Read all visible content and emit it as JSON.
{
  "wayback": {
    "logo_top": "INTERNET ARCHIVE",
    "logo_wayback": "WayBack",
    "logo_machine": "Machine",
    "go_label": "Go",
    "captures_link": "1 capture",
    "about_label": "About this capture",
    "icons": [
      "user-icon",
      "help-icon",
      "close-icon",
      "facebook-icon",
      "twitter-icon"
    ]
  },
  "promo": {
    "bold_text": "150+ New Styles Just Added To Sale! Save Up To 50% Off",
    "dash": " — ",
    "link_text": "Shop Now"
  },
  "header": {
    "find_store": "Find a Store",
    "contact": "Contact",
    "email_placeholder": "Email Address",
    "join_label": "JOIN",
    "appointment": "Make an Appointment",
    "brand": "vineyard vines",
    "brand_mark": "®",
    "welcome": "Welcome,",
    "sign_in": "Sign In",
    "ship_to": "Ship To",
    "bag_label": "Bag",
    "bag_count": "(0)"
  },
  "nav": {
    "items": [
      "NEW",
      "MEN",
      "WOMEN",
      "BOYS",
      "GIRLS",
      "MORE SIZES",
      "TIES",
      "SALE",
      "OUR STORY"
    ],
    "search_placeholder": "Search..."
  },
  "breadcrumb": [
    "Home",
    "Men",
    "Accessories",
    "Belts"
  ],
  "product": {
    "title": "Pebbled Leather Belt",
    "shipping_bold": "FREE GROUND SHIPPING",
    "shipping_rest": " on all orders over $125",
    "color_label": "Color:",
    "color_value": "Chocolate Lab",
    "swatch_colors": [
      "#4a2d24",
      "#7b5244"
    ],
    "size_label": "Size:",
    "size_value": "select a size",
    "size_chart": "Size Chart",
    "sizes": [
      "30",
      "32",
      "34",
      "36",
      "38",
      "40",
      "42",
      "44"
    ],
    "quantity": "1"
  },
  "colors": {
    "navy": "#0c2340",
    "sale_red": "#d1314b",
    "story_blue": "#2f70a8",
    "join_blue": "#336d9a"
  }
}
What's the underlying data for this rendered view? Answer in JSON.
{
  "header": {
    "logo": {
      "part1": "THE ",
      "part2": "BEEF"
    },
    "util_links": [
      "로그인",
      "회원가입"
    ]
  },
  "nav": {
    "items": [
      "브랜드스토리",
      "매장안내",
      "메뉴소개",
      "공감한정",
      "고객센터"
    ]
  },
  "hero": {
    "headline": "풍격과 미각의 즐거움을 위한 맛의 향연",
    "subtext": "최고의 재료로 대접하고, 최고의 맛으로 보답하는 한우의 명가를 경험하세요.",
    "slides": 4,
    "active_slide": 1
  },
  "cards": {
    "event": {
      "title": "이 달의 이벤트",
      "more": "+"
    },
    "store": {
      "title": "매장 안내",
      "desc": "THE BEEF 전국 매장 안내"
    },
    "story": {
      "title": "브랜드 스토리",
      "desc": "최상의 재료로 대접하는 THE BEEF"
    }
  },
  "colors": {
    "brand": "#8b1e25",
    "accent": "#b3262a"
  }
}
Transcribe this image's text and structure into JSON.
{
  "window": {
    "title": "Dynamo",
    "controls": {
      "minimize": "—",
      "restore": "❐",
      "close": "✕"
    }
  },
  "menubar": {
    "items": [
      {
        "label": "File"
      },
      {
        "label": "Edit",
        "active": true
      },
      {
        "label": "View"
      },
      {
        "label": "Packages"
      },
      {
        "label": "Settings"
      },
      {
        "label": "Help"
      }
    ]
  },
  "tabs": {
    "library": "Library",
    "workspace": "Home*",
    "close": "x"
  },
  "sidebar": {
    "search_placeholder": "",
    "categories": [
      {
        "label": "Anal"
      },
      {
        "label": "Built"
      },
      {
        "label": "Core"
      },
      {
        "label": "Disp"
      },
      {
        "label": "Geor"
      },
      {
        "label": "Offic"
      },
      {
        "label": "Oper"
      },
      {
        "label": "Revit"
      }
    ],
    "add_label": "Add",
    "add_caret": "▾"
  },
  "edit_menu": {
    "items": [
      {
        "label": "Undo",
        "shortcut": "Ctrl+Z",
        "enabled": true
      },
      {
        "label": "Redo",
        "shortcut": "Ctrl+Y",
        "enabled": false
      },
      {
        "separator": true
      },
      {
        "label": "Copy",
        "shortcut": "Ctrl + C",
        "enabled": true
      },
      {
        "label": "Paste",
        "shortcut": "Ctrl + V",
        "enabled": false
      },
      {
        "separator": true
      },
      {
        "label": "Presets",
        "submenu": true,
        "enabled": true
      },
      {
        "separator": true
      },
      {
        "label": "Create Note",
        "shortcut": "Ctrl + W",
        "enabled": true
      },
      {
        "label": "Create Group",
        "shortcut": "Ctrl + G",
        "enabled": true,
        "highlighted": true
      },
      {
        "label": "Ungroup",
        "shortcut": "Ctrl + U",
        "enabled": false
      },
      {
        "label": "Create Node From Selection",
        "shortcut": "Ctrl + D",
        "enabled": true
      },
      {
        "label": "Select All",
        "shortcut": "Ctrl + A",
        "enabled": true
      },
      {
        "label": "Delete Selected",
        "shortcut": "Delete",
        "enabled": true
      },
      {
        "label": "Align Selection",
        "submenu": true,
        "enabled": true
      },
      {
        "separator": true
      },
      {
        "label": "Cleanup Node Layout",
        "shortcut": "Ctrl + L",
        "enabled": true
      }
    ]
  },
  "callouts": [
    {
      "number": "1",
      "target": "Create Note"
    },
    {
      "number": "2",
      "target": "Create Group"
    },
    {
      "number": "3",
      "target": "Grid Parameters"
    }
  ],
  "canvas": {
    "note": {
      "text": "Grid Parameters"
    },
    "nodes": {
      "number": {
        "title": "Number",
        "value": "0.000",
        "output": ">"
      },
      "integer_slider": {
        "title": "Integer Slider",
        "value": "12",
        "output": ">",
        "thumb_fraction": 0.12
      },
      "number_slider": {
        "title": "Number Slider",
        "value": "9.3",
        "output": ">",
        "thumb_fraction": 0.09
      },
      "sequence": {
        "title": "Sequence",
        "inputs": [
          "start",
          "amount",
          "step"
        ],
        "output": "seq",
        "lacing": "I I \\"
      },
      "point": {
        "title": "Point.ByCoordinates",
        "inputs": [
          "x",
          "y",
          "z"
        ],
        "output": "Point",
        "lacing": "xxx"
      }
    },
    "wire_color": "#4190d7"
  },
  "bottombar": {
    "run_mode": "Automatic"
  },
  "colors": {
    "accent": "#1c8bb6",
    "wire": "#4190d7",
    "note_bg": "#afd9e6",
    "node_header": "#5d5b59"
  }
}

***

_What you will do_
Locate the word "desc" in the records above, and return each line that has it.

_Answer to this task_
      "desc": "THE BEEF 전국 매장 안내"
      "desc": "최상의 재료로 대접하는 THE BEEF"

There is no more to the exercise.